_Task details_: Gather, from the listing beneath this task, every line holding the string "arrow".

_Data items_:

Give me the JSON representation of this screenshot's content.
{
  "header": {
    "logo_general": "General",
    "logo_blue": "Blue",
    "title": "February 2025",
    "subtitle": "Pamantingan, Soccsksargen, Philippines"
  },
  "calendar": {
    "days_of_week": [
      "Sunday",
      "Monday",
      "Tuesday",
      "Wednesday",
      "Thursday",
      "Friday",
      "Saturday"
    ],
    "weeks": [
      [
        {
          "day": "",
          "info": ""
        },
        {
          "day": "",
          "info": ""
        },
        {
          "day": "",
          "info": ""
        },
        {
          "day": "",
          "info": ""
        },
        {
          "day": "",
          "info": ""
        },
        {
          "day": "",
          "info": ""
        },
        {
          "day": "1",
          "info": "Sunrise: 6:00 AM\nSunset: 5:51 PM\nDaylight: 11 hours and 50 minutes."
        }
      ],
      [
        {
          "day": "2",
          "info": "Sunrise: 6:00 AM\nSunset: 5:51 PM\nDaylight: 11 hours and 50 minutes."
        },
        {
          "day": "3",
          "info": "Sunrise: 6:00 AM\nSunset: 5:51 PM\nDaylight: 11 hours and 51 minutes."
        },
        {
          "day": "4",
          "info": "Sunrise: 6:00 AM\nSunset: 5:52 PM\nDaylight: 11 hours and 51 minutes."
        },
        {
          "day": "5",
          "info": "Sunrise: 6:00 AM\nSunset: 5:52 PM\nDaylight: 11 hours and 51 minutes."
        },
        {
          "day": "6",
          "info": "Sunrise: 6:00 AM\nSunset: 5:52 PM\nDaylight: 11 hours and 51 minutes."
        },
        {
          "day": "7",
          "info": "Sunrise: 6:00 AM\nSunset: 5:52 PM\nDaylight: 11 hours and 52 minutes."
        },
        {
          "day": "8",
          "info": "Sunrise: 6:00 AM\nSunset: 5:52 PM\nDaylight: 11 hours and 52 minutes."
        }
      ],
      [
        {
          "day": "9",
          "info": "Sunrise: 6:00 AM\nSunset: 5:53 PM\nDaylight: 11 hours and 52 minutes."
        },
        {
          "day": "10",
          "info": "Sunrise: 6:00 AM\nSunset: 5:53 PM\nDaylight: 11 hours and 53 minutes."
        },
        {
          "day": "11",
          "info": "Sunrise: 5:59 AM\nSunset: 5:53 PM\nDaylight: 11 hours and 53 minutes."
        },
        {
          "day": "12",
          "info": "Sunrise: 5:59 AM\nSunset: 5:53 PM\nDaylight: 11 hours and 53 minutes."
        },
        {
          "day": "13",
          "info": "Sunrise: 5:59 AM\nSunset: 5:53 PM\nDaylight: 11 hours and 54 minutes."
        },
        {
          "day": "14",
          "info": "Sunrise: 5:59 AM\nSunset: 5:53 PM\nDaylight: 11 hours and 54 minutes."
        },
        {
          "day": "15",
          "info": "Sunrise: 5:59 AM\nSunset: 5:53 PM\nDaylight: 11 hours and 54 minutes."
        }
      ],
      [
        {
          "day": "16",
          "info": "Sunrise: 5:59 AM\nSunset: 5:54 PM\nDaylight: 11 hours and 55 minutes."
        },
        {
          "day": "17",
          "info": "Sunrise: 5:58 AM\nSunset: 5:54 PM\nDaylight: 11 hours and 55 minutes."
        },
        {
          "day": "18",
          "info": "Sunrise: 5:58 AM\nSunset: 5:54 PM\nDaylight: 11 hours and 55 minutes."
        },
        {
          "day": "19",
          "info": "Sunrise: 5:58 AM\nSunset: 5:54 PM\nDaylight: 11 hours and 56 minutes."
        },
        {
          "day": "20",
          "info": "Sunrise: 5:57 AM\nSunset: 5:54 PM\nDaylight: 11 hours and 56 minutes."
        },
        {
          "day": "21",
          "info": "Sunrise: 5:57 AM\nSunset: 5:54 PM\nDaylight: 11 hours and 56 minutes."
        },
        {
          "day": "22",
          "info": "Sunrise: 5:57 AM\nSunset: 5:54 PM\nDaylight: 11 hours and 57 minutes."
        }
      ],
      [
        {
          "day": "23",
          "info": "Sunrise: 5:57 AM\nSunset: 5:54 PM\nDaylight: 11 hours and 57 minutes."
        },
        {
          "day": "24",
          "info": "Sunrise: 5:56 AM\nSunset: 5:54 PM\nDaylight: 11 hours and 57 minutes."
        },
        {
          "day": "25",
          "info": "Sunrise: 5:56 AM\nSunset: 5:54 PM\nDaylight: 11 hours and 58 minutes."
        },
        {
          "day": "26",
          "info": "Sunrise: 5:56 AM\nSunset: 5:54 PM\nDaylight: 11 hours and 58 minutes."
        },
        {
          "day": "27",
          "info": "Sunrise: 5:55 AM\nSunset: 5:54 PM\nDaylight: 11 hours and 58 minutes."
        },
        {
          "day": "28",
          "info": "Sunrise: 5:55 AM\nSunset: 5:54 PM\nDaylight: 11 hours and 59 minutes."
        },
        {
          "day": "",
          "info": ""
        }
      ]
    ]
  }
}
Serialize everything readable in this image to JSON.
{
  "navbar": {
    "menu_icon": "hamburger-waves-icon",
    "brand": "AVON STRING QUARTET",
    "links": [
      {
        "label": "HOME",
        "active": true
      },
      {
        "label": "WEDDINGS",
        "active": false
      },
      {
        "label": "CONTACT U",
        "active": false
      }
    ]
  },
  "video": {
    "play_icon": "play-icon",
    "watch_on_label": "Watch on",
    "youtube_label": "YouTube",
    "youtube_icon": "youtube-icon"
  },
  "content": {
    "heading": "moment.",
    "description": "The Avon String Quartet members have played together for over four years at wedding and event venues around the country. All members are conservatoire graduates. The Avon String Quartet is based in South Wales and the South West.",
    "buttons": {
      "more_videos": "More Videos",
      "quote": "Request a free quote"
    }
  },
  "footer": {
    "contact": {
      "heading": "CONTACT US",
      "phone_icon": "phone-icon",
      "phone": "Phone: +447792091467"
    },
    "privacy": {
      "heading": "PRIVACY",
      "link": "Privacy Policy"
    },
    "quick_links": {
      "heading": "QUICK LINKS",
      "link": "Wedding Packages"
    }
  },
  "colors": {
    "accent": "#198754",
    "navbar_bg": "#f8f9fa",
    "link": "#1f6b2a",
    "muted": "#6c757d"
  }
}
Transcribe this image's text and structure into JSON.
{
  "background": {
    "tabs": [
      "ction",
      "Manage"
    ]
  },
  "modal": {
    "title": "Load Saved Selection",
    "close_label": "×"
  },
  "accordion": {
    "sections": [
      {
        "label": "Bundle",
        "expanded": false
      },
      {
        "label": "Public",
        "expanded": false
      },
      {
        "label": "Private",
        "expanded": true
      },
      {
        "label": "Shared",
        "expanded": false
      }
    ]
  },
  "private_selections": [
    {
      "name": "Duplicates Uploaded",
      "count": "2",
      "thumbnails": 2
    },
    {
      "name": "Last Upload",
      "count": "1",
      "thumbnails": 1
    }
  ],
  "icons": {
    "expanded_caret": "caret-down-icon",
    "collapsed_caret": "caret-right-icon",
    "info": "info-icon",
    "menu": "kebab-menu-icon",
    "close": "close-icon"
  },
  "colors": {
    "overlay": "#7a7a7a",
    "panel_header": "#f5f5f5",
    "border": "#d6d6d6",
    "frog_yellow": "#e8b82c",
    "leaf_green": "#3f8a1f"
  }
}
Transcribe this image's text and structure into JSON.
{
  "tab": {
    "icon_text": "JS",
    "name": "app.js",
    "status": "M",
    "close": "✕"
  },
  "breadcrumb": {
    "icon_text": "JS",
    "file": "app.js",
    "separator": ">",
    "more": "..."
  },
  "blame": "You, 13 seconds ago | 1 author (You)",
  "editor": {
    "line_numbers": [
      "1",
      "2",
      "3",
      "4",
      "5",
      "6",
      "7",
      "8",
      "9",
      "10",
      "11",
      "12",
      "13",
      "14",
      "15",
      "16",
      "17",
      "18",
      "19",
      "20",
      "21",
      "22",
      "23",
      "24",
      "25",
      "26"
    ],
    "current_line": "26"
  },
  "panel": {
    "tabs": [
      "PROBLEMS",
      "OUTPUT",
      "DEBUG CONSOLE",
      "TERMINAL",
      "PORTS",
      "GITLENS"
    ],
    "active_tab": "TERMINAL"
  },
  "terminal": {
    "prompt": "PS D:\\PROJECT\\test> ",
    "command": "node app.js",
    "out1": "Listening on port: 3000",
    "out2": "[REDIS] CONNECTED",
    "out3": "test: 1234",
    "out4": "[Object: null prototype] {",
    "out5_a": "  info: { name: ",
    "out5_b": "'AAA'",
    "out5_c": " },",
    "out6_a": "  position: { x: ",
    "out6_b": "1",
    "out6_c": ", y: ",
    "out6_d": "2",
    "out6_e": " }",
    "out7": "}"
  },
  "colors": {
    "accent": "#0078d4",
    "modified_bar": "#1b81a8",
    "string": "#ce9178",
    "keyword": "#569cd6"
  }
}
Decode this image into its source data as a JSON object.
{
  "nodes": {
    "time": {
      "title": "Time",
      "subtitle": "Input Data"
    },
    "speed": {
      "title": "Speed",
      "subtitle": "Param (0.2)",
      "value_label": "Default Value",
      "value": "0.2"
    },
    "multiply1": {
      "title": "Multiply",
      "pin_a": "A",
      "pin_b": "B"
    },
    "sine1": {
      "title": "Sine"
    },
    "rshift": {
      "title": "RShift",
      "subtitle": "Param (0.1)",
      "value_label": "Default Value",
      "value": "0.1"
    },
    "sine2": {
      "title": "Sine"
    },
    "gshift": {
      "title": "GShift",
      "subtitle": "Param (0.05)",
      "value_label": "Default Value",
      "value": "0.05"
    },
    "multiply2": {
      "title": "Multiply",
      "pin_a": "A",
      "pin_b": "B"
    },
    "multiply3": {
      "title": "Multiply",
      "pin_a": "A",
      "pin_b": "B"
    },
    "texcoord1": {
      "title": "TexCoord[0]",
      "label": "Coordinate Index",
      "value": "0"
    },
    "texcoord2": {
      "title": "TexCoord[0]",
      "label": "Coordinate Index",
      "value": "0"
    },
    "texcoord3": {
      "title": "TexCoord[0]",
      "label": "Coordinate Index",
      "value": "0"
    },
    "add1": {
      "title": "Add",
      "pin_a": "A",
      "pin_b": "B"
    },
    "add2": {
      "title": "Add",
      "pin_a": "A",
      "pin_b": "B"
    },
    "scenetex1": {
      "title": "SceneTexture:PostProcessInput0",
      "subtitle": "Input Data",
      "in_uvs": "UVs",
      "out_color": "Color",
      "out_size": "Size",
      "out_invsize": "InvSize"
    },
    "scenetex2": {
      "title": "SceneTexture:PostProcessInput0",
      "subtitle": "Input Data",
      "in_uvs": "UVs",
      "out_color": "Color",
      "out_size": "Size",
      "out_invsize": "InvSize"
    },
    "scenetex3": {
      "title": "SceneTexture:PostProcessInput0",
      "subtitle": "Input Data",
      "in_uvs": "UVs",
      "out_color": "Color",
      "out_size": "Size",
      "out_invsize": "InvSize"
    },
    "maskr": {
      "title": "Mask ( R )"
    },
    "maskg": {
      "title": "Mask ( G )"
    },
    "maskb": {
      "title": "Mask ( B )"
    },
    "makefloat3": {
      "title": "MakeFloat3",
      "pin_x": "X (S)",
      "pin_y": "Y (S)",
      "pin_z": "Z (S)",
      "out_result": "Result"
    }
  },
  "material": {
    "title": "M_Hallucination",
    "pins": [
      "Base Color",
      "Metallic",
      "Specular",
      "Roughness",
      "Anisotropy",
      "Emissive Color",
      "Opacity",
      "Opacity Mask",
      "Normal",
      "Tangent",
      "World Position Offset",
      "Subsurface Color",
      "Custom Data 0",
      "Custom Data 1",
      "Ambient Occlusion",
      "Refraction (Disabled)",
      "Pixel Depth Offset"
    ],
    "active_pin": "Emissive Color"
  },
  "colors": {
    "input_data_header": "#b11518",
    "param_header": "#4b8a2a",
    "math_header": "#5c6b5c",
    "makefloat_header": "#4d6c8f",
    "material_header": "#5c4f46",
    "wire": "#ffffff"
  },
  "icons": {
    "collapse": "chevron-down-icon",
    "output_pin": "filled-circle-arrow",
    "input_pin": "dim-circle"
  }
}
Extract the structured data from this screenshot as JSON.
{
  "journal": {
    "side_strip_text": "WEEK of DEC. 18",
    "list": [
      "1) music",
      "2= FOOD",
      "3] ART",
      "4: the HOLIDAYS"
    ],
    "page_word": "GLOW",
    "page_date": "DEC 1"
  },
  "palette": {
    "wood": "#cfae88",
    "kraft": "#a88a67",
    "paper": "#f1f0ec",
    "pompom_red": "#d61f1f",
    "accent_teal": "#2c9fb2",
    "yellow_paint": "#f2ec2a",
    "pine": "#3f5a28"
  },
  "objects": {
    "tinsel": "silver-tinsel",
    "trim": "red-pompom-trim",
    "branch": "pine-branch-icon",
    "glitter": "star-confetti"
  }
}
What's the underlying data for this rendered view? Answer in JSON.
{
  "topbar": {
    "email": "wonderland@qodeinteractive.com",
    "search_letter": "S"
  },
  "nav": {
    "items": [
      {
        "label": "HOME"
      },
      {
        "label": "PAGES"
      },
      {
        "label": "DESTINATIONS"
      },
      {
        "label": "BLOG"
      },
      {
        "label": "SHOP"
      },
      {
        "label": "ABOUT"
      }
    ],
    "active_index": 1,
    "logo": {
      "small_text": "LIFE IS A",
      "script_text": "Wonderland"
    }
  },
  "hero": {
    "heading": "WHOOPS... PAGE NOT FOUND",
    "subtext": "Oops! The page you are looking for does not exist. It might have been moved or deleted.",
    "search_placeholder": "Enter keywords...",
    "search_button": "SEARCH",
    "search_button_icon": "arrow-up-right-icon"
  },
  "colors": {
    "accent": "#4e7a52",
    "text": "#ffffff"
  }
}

_Exercise result_:
    "output_pin": "filled-circle-arrow",
    "search_button_icon": "arrow-up-right-icon"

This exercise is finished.